# WRITTEN TASK:
Update the data below by replacing each occurrence of "sidebar-item-label" with "nav-item-label" and keeping every other character the same.

# INFORMATION SUPPLIED:
____________________

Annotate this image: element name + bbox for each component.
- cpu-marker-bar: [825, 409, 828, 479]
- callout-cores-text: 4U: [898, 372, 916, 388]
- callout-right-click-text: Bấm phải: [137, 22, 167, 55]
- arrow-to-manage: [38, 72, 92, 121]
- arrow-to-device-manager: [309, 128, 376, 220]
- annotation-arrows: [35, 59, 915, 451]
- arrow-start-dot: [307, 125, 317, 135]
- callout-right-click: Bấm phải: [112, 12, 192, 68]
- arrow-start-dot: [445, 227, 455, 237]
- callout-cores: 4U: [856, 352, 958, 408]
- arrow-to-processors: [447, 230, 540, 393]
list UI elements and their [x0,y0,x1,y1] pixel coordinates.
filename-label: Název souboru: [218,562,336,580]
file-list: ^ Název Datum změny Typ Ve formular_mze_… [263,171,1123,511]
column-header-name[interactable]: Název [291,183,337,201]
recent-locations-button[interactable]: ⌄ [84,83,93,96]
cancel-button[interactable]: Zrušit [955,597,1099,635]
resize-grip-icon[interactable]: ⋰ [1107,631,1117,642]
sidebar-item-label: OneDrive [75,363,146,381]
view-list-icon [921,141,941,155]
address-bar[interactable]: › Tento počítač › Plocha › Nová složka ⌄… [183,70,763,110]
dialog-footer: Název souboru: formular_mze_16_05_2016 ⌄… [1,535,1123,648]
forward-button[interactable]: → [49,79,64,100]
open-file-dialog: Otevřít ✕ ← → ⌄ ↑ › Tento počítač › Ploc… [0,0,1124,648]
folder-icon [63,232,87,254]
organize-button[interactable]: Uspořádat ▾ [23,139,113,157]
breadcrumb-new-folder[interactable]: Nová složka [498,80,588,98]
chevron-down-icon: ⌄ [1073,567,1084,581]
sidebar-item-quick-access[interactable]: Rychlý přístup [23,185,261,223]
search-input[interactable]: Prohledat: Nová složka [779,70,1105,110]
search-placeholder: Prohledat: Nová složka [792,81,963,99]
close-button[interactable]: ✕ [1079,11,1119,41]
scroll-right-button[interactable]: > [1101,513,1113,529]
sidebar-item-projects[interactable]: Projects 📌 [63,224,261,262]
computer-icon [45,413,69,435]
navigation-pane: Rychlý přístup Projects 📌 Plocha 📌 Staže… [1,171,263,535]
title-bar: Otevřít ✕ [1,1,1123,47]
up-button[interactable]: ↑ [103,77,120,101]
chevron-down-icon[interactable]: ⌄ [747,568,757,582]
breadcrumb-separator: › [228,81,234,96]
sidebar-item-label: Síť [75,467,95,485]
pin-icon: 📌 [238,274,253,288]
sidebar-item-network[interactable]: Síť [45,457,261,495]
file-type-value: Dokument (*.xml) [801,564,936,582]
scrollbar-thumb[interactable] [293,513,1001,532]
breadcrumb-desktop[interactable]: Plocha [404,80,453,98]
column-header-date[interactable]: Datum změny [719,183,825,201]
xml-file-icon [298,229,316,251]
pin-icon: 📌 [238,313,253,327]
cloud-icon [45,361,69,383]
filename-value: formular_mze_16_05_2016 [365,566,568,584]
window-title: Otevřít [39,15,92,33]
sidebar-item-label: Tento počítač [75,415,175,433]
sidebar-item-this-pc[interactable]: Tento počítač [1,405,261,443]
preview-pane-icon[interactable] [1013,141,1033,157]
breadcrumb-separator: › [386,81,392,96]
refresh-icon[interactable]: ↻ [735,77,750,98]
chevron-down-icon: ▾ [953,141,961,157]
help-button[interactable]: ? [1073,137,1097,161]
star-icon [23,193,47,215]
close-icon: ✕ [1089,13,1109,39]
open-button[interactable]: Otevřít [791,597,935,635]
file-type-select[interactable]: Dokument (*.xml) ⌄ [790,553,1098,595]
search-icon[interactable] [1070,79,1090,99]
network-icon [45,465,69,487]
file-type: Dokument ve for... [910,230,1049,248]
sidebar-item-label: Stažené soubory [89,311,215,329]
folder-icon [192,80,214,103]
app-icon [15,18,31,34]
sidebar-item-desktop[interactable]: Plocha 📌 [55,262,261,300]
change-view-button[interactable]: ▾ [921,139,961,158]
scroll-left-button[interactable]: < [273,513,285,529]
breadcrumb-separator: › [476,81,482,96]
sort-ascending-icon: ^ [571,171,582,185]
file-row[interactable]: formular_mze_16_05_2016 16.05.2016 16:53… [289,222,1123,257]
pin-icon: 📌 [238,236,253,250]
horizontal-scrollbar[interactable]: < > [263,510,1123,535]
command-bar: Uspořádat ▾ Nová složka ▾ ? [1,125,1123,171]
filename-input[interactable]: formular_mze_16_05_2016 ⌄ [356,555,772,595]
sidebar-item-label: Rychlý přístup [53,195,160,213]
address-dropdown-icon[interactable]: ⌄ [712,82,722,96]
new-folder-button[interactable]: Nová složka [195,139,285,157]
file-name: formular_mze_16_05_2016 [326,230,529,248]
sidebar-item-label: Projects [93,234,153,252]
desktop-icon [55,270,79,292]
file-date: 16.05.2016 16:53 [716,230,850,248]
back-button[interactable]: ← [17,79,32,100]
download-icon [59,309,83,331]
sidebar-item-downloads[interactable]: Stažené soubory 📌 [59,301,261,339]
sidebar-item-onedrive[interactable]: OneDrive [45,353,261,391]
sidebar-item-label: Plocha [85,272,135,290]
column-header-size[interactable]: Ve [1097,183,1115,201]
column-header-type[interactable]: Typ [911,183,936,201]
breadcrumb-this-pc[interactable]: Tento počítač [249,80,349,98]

____________________

# REPLY:
Annotate this image: element name + bbox for each component.
- cpu-marker-bar: [825, 409, 828, 479]
- callout-cores-text: 4U: [898, 372, 916, 388]
- callout-right-click-text: Bấm phải: [137, 22, 167, 55]
- arrow-to-manage: [38, 72, 92, 121]
- arrow-to-device-manager: [309, 128, 376, 220]
- annotation-arrows: [35, 59, 915, 451]
- arrow-start-dot: [307, 125, 317, 135]
- callout-right-click: Bấm phải: [112, 12, 192, 68]
- arrow-start-dot: [445, 227, 455, 237]
- callout-cores: 4U: [856, 352, 958, 408]
- arrow-to-processors: [447, 230, 540, 393]
list UI elements and their [x0,y0,x1,y1] pixel coordinates.
filename-label: Název souboru: [218,562,336,580]
file-list: ^ Název Datum změny Typ Ve formular_mze_… [263,171,1123,511]
column-header-name[interactable]: Název [291,183,337,201]
recent-locations-button[interactable]: ⌄ [84,83,93,96]
cancel-button[interactable]: Zrušit [955,597,1099,635]
resize-grip-icon[interactable]: ⋰ [1107,631,1117,642]
nav-item-label: OneDrive [75,363,146,381]
view-list-icon [921,141,941,155]
address-bar[interactable]: › Tento počítač › Plocha › Nová složka ⌄… [183,70,763,110]
dialog-footer: Název souboru: formular_mze_16_05_2016 ⌄… [1,535,1123,648]
forward-button[interactable]: → [49,79,64,100]
open-file-dialog: Otevřít ✕ ← → ⌄ ↑ › Tento počítač › Ploc… [0,0,1124,648]
folder-icon [63,232,87,254]
organize-button[interactable]: Uspořádat ▾ [23,139,113,157]
breadcrumb-new-folder[interactable]: Nová složka [498,80,588,98]
chevron-down-icon: ⌄ [1073,567,1084,581]
sidebar-item-quick-access[interactable]: Rychlý přístup [23,185,261,223]
search-input[interactable]: Prohledat: Nová složka [779,70,1105,110]
search-placeholder: Prohledat: Nová složka [792,81,963,99]
close-button[interactable]: ✕ [1079,11,1119,41]
scroll-right-button[interactable]: > [1101,513,1113,529]
sidebar-item-projects[interactable]: Projects 📌 [63,224,261,262]
computer-icon [45,413,69,435]
navigation-pane: Rychlý přístup Projects 📌 Plocha 📌 Staže… [1,171,263,535]
title-bar: Otevřít ✕ [1,1,1123,47]
up-button[interactable]: ↑ [103,77,120,101]
chevron-down-icon[interactable]: ⌄ [747,568,757,582]
breadcrumb-separator: › [228,81,234,96]
nav-item-label: Síť [75,467,95,485]
pin-icon: 📌 [238,274,253,288]
sidebar-item-network[interactable]: Síť [45,457,261,495]
file-type-value: Dokument (*.xml) [801,564,936,582]
scrollbar-thumb[interactable] [293,513,1001,532]
breadcrumb-desktop[interactable]: Plocha [404,80,453,98]
column-header-date[interactable]: Datum změny [719,183,825,201]
xml-file-icon [298,229,316,251]
pin-icon: 📌 [238,313,253,327]
cloud-icon [45,361,69,383]
filename-value: formular_mze_16_05_2016 [365,566,568,584]
window-title: Otevřít [39,15,92,33]
nav-item-label: Tento počítač [75,415,175,433]
sidebar-item-this-pc[interactable]: Tento počítač [1,405,261,443]
preview-pane-icon[interactable] [1013,141,1033,157]
breadcrumb-separator: › [386,81,392,96]
refresh-icon[interactable]: ↻ [735,77,750,98]
chevron-down-icon: ▾ [953,141,961,157]
help-button[interactable]: ? [1073,137,1097,161]
star-icon [23,193,47,215]
close-icon: ✕ [1089,13,1109,39]
open-button[interactable]: Otevřít [791,597,935,635]
file-type-select[interactable]: Dokument (*.xml) ⌄ [790,553,1098,595]
search-icon[interactable] [1070,79,1090,99]
network-icon [45,465,69,487]
file-type: Dokument ve for... [910,230,1049,248]
nav-item-label: Stažené soubory [89,311,215,329]
folder-icon [192,80,214,103]
app-icon [15,18,31,34]
sidebar-item-desktop[interactable]: Plocha 📌 [55,262,261,300]
change-view-button[interactable]: ▾ [921,139,961,158]
scroll-left-button[interactable]: < [273,513,285,529]
breadcrumb-separator: › [476,81,482,96]
sort-ascending-icon: ^ [571,171,582,185]
file-row[interactable]: formular_mze_16_05_2016 16.05.2016 16:53… [289,222,1123,257]
pin-icon: 📌 [238,236,253,250]
horizontal-scrollbar[interactable]: < > [263,510,1123,535]
command-bar: Uspořádat ▾ Nová složka ▾ ? [1,125,1123,171]
filename-input[interactable]: formular_mze_16_05_2016 ⌄ [356,555,772,595]
nav-item-label: Rychlý přístup [53,195,160,213]
address-dropdown-icon[interactable]: ⌄ [712,82,722,96]
new-folder-button[interactable]: Nová složka [195,139,285,157]
file-name: formular_mze_16_05_2016 [326,230,529,248]
nav-item-label: Projects [93,234,153,252]
desktop-icon [55,270,79,292]
file-date: 16.05.2016 16:53 [716,230,850,248]
back-button[interactable]: ← [17,79,32,100]
download-icon [59,309,83,331]
sidebar-item-downloads[interactable]: Stažené soubory 📌 [59,301,261,339]
sidebar-item-onedrive[interactable]: OneDrive [45,353,261,391]
nav-item-label: Plocha [85,272,135,290]
column-header-size[interactable]: Ve [1097,183,1115,201]
column-header-type[interactable]: Typ [911,183,936,201]
breadcrumb-this-pc[interactable]: Tento počítač [249,80,349,98]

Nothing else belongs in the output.